- **任务要求 a**:
在下文关于 CF96E 数位 dp 的节选中,状态 f(pos,lim,last,flag) 里的参数 last 表示什么?

[CF96E] Horse Races - 数位dp
Description
给定区间 ([l,r]),求区间内有多少个数满足其中存在幸运数字,并且至少有两个幸运数字相差的位数不超过 (k)
Solution
数位 dp,设 (f(pos,lim,last,flag)) 表示从高到低处理到了第 (pos) 位,当前是否顶格,上一位幸运数字在 (last) 位置,当前是否已经满足条件
转移的时候,对于当前位是幸运数字和不是幸运数字的情况,分别处理即可
#include <bits/stdc++.h>
using namespace std;
#define int long long
const int mod = 1e9 + 7;
int a[1005], f[1005][2][2005][2], n, k;
int dfs(int pos, int lim, int last, int flag)
{
if (pos < 0)
{
return flag;
}
auto &ans = f[pos][lim][last][flag];
if (~ans && !lim)
return ans;
ans = 0;
int up = lim ? a[pos] : 9;
for (int i = 0; i <= up; i++)
{
if (i == 4 || i == 7)

(带标注区域的条目)
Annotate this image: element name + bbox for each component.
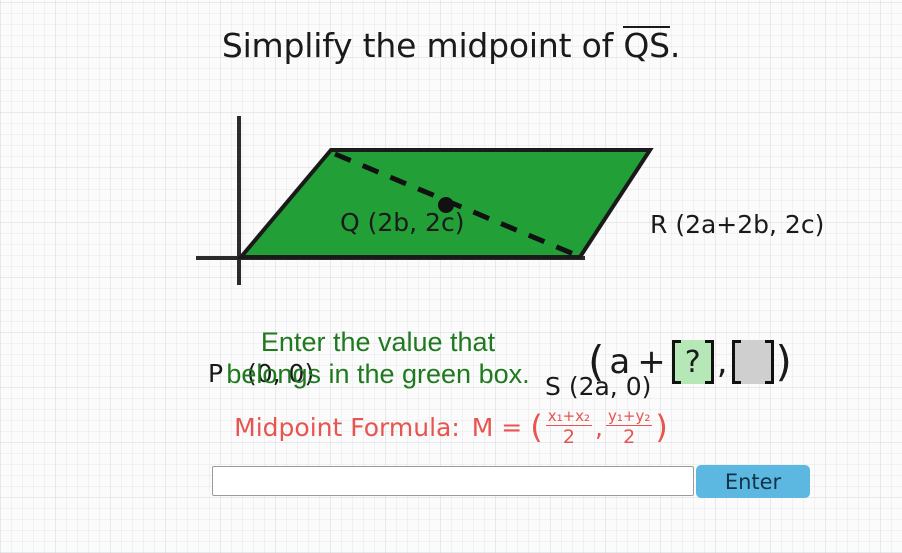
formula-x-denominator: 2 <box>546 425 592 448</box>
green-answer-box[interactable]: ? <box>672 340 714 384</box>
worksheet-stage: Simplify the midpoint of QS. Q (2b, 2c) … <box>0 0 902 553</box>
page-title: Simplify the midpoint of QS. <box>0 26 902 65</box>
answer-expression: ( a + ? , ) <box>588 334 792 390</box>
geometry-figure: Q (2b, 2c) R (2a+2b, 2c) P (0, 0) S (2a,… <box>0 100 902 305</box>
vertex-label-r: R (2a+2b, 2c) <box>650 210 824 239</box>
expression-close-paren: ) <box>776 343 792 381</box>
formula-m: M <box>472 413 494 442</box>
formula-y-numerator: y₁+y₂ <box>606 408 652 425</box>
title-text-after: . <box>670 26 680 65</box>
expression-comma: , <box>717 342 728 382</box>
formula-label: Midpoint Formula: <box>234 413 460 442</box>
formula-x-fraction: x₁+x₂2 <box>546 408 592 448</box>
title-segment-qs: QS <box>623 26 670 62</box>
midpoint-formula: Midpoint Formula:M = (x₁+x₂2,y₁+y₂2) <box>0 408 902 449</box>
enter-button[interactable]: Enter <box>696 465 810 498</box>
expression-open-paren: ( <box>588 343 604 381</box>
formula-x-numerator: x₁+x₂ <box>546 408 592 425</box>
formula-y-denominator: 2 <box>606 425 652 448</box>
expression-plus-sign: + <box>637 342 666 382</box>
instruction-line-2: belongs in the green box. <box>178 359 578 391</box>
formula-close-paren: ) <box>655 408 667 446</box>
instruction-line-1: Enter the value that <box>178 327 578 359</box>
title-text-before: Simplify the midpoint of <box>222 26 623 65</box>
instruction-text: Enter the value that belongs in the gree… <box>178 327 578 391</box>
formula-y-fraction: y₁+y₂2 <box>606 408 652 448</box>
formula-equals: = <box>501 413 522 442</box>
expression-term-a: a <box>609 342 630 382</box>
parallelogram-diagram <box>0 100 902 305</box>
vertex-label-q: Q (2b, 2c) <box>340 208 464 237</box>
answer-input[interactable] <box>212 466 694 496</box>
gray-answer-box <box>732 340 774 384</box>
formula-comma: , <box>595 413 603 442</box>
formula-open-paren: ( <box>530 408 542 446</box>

--

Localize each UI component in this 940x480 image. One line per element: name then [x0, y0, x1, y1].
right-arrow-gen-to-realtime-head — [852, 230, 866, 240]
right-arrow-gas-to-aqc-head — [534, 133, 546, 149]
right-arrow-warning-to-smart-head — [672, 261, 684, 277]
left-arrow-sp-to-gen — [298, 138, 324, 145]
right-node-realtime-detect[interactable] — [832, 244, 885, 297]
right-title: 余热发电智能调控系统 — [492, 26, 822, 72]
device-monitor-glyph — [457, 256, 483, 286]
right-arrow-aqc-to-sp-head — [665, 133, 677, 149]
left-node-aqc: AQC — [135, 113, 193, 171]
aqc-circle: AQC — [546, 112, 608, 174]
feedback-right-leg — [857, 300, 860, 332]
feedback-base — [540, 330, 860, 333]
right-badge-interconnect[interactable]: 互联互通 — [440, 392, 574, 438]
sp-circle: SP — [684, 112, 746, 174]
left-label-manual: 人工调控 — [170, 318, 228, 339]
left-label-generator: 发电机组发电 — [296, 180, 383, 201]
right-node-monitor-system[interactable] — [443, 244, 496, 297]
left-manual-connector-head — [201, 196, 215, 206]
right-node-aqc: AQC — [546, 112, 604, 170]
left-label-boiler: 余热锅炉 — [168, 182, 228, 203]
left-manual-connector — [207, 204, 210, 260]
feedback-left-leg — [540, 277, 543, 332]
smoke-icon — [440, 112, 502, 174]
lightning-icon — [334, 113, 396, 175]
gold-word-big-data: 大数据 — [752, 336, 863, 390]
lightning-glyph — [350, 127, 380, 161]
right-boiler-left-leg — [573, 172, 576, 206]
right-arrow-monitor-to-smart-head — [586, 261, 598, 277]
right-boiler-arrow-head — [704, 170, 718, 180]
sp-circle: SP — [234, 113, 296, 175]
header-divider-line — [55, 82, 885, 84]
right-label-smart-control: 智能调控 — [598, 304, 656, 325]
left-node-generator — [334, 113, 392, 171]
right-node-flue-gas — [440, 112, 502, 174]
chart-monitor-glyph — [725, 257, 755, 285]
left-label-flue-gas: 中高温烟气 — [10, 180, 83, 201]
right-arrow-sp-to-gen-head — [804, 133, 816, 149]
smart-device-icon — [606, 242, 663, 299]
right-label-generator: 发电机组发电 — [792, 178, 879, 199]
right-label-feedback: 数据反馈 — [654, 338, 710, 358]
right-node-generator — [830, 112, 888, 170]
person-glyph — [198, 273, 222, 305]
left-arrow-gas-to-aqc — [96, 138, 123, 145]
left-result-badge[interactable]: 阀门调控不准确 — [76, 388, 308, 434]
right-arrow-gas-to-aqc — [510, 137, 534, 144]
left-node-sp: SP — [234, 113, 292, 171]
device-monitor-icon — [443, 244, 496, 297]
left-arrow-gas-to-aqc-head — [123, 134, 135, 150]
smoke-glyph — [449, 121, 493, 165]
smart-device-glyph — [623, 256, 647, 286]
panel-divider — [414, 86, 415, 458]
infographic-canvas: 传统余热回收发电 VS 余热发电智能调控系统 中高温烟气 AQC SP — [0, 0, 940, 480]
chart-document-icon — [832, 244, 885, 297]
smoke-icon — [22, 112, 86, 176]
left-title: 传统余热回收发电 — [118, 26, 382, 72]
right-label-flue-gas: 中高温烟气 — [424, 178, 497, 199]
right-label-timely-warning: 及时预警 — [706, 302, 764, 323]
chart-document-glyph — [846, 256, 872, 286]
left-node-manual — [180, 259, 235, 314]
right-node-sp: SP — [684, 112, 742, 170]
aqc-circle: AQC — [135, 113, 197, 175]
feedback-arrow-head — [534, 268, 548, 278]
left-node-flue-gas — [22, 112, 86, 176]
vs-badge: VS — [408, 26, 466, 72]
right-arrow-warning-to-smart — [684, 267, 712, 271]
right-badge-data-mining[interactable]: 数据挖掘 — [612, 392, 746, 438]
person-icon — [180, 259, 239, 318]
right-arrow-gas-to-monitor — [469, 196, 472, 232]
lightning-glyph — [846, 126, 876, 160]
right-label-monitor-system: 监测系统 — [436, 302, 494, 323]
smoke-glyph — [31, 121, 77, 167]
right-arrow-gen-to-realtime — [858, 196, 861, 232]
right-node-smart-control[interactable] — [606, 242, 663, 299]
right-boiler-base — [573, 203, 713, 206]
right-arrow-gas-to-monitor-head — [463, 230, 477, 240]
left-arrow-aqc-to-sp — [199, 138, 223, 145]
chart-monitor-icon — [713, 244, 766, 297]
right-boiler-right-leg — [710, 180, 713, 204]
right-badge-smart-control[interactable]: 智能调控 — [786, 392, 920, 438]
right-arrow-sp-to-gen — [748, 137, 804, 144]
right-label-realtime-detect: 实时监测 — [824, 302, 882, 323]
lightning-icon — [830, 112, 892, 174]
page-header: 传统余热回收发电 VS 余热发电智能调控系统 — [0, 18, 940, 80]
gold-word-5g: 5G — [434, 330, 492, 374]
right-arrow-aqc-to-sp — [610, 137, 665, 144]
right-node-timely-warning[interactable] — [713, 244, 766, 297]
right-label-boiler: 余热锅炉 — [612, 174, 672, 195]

...

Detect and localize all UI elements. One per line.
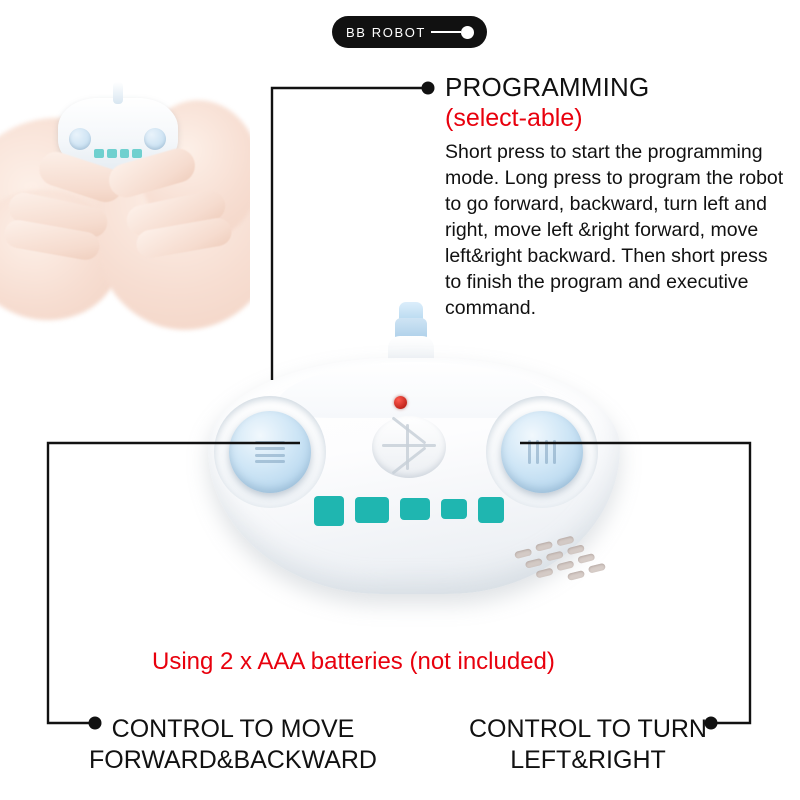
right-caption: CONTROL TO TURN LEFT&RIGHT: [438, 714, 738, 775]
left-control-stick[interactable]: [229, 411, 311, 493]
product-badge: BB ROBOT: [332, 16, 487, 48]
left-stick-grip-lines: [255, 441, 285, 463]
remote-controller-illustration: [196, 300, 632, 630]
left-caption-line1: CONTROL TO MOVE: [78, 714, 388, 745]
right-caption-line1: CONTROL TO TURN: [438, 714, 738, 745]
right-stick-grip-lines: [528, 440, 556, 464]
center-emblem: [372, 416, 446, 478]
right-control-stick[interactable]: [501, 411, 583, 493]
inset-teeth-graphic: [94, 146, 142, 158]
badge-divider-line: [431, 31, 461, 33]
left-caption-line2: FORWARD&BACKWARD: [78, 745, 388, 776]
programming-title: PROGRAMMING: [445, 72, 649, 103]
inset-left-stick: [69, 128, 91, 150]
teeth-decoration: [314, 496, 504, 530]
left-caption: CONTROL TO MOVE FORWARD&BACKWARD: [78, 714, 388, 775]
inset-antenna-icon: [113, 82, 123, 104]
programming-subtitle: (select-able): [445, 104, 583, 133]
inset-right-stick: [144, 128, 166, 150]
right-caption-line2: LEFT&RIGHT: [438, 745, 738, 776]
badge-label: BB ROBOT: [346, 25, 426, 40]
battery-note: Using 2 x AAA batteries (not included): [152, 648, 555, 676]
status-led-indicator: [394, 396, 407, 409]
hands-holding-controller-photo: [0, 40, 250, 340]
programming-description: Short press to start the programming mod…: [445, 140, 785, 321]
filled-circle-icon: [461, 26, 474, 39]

- **任务要求 b**:
请将上方条目中从含有“right-caption: CONTROL TO”的行到含有“left-stick-grip-lines: [255, 441, 285, 463]”的行(首尾两行均包括在内)表示为 Markdown 表格,列名分别为“序号”和“内容”,空行略去。

- **回答 a**:
last 表示上一位幸运数字所在的位置。

- **回答 b**:
| 序号 | 内容 |
|---|---|
| 1 | right-caption: CONTROL TO TURN LEFT&RIGHT: [438, 714, 738, 775] |
| 2 | left-control-stick[interactable]: [229, 411, 311, 493] |
| 3 | product-badge: BB ROBOT: [332, 16, 487, 48] |
| 4 | left-stick-grip-lines: [255, 441, 285, 463] |